### Dataset extract
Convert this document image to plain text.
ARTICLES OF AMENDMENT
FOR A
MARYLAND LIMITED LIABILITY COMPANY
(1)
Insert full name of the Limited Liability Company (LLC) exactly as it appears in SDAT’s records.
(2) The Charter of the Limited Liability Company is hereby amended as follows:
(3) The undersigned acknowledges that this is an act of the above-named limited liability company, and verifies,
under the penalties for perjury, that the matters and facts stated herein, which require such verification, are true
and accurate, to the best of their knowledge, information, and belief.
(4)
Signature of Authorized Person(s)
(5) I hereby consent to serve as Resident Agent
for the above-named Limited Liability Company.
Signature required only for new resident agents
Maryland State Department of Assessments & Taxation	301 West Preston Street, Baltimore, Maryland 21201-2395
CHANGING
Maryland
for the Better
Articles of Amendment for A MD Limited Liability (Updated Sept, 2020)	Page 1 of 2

### What is asked
Display every line of the listing that contains the string "Signature".

### Correct output
Signature of Authorized Person(s)
Signature required only for new resident agents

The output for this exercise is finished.